THE EXERCISE: Type out all the records word for word. Any pictures are to be left out.

Collected data entries
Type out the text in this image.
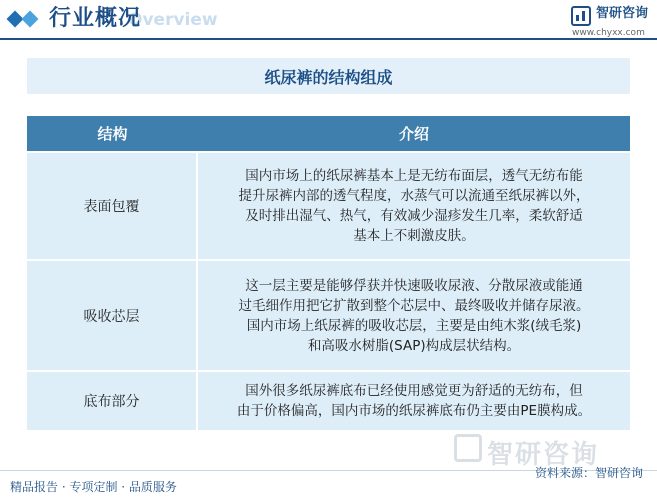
Overview
行业概况	智研咨询
www.chyxx.com
纸尿裤的结构组成
结构	介绍
表面包覆
国内市场上的纸尿裤基本上是无纺布面层，透气无纺布能
提升尿裤内部的透气程度，水蒸气可以流通至纸尿裤以外，
及时排出湿气、热气，有效减少湿疹发生几率，柔软舒适
基本上不刺激皮肤。
吸收芯层
这一层主要是能够俘获并快速吸收尿液、分散尿液或能通
过毛细作用把它扩散到整个芯层中、最终吸收并储存尿液。
国内市场上纸尿裤的吸收芯层，主要是由纯木浆(绒毛浆)
和高吸水树脂(SAP)构成层状结构。
底布部分
国外很多纸尿裤底布已经使用感觉更为舒适的无纺布，但
由于价格偏高，国内市场的纸尿裤底布仍主要由PE膜构成。
智研咨询
精品报告 · 专项定制 · 品质服务
资料来源：智研咨询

SOLUTION FOR THIS PROBLEM:
Type out the text in this image.
Overview
行业概况	智研咨询
www.chyxx.com
纸尿裤的结构组成
结构	介绍
表面包覆
国内市场上的纸尿裤基本上是无纺布面层，透气无纺布能
提升尿裤内部的透气程度，水蒸气可以流通至纸尿裤以外，
及时排出湿气、热气，有效减少湿疹发生几率，柔软舒适
基本上不刺激皮肤。
吸收芯层
这一层主要是能够俘获并快速吸收尿液、分散尿液或能通
过毛细作用把它扩散到整个芯层中、最终吸收并储存尿液。
国内市场上纸尿裤的吸收芯层，主要是由纯木浆(绒毛浆)
和高吸水树脂(SAP)构成层状结构。
底布部分
国外很多纸尿裤底布已经使用感觉更为舒适的无纺布，但
由于价格偏高，国内市场的纸尿裤底布仍主要由PE膜构成。
智研咨询
精品报告 · 专项定制 · 品质服务
资料来源：智研咨询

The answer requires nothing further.